Problem details: Write out the listing in full, matching it word for word.

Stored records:
## begin

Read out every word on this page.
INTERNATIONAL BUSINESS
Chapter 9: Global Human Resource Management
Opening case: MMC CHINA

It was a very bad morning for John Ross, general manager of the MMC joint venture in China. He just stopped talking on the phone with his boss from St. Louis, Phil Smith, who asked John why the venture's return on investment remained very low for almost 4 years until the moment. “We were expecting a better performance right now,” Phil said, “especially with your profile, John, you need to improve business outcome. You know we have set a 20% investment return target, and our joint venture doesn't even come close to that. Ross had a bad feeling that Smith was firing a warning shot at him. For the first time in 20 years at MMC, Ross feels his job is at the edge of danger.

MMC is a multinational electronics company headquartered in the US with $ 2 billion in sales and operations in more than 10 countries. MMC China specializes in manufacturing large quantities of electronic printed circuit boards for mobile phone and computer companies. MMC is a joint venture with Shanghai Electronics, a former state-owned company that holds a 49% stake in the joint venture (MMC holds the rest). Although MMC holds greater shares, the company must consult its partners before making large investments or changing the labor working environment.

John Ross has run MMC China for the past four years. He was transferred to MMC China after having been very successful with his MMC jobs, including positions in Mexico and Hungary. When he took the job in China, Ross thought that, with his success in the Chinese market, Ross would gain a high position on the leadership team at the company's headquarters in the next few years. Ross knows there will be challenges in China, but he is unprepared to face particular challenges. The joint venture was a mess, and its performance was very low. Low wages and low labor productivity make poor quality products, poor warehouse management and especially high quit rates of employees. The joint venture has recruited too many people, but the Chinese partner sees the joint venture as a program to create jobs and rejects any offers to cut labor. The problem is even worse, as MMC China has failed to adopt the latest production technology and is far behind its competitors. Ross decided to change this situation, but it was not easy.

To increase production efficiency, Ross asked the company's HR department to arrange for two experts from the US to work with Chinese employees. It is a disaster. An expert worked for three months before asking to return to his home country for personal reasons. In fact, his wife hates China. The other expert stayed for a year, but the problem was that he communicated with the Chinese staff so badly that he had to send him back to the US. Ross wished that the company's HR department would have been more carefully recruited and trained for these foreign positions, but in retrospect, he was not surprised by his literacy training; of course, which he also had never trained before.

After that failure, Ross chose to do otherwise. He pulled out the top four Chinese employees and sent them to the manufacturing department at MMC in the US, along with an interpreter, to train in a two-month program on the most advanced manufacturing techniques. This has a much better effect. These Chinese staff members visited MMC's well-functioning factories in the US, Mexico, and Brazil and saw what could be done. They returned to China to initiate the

## end

Task response:
Read out every word on this page.
INTERNATIONAL BUSINESS
Chapter 9: Global Human Resource Management
Opening case: MMC CHINA

It was a very bad morning for John Ross, general manager of the MMC joint venture in China. He just stopped talking on the phone with his boss from St. Louis, Phil Smith, who asked John why the venture's return on investment remained very low for almost 4 years until the moment. “We were expecting a better performance right now,” Phil said, “especially with your profile, John, you need to improve business outcome. You know we have set a 20% investment return target, and our joint venture doesn't even come close to that. Ross had a bad feeling that Smith was firing a warning shot at him. For the first time in 20 years at MMC, Ross feels his job is at the edge of danger.

MMC is a multinational electronics company headquartered in the US with $ 2 billion in sales and operations in more than 10 countries. MMC China specializes in manufacturing large quantities of electronic printed circuit boards for mobile phone and computer companies. MMC is a joint venture with Shanghai Electronics, a former state-owned company that holds a 49% stake in the joint venture (MMC holds the rest). Although MMC holds greater shares, the company must consult its partners before making large investments or changing the labor working environment.

John Ross has run MMC China for the past four years. He was transferred to MMC China after having been very successful with his MMC jobs, including positions in Mexico and Hungary. When he took the job in China, Ross thought that, with his success in the Chinese market, Ross would gain a high position on the leadership team at the company's headquarters in the next few years. Ross knows there will be challenges in China, but he is unprepared to face particular challenges. The joint venture was a mess, and its performance was very low. Low wages and low labor productivity make poor quality products, poor warehouse management and especially high quit rates of employees. The joint venture has recruited too many people, but the Chinese partner sees the joint venture as a program to create jobs and rejects any offers to cut labor. The problem is even worse, as MMC China has failed to adopt the latest production technology and is far behind its competitors. Ross decided to change this situation, but it was not easy.

To increase production efficiency, Ross asked the company's HR department to arrange for two experts from the US to work with Chinese employees. It is a disaster. An expert worked for three months before asking to return to his home country for personal reasons. In fact, his wife hates China. The other expert stayed for a year, but the problem was that he communicated with the Chinese staff so badly that he had to send him back to the US. Ross wished that the company's HR department would have been more carefully recruited and trained for these foreign positions, but in retrospect, he was not surprised by his literacy training; of course, which he also had never trained before.

After that failure, Ross chose to do otherwise. He pulled out the top four Chinese employees and sent them to the manufacturing department at MMC in the US, along with an interpreter, to train in a two-month program on the most advanced manufacturing techniques. This has a much better effect. These Chinese staff members visited MMC's well-functioning factories in the US, Mexico, and Brazil and saw what could be done. They returned to China to initiate the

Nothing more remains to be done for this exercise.